Brief: Copy out each line of the data that holds the word "this".
-------- Data lines --------
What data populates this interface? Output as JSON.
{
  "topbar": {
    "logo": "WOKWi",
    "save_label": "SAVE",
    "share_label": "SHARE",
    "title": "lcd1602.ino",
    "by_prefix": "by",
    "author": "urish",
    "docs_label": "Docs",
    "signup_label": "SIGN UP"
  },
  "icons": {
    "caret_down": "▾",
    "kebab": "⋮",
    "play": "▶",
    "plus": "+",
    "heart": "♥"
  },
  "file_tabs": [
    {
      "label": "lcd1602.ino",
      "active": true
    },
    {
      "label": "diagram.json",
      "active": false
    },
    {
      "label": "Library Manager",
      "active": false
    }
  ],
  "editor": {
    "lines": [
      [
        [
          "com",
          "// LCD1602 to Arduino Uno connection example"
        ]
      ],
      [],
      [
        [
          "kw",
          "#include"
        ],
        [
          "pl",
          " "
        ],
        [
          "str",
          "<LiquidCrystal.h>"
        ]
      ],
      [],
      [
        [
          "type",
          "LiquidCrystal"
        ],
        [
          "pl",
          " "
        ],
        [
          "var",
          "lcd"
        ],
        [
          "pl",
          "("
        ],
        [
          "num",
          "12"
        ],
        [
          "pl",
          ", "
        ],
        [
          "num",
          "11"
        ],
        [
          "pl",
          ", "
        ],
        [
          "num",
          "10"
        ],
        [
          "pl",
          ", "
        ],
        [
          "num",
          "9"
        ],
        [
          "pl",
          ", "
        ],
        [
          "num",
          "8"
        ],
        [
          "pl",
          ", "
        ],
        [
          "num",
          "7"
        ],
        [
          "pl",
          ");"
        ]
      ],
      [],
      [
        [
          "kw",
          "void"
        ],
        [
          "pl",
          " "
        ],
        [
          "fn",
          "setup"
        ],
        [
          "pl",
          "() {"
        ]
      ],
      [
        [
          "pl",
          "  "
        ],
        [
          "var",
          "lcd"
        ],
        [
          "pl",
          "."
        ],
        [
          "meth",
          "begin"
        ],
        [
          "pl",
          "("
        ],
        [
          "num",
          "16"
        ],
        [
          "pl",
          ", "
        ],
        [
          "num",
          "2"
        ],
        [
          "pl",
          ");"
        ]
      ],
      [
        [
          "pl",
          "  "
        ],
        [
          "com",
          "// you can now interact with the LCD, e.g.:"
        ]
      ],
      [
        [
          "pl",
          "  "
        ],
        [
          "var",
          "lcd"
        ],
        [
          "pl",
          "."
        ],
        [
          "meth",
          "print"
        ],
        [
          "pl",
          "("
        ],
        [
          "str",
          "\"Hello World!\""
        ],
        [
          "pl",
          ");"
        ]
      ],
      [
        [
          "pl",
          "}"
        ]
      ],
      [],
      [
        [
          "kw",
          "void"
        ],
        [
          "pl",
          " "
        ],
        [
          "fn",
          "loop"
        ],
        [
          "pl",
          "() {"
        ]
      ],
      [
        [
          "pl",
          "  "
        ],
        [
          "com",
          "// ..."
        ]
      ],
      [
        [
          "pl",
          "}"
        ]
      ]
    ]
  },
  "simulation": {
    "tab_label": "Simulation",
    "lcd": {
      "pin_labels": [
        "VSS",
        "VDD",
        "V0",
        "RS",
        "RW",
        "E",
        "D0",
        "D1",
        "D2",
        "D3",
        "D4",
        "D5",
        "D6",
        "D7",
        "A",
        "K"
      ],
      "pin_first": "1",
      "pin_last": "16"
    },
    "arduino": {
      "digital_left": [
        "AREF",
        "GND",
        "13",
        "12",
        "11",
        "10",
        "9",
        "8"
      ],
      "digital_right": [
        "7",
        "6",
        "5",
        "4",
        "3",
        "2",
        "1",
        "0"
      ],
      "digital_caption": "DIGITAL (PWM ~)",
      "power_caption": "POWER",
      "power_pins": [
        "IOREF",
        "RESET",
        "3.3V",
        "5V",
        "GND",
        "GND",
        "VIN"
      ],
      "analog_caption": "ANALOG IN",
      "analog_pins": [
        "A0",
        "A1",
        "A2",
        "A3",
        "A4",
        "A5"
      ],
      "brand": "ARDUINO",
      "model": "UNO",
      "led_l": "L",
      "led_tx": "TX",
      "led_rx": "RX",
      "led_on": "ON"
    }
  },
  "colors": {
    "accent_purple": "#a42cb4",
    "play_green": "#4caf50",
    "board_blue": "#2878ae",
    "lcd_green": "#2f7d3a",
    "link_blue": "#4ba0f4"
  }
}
--------
-------- Data lines --------
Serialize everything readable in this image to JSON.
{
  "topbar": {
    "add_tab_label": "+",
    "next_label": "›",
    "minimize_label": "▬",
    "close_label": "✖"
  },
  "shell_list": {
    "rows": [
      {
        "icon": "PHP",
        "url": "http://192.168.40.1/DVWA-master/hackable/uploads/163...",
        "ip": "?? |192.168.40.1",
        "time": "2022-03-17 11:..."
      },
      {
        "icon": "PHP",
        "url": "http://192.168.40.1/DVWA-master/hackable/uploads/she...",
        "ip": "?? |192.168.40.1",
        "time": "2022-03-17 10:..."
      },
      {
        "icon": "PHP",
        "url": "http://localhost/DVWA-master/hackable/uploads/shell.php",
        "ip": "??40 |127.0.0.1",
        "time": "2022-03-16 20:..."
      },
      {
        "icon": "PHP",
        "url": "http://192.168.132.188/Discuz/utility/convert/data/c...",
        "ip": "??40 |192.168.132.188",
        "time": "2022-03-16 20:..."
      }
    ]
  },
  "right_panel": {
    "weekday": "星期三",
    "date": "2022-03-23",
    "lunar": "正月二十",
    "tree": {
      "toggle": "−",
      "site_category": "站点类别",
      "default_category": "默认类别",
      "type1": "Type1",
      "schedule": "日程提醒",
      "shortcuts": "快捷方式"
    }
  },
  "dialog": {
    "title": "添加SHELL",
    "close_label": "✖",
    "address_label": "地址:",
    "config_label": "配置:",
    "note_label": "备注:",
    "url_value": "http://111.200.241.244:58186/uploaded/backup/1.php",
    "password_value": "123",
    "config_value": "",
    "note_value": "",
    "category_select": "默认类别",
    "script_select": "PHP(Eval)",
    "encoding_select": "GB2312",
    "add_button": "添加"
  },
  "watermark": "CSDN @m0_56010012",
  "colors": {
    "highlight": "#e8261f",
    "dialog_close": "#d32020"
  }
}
--------
Task output:
What data populates this interface? Output as JSON.
Serialize everything readable in this image to JSON.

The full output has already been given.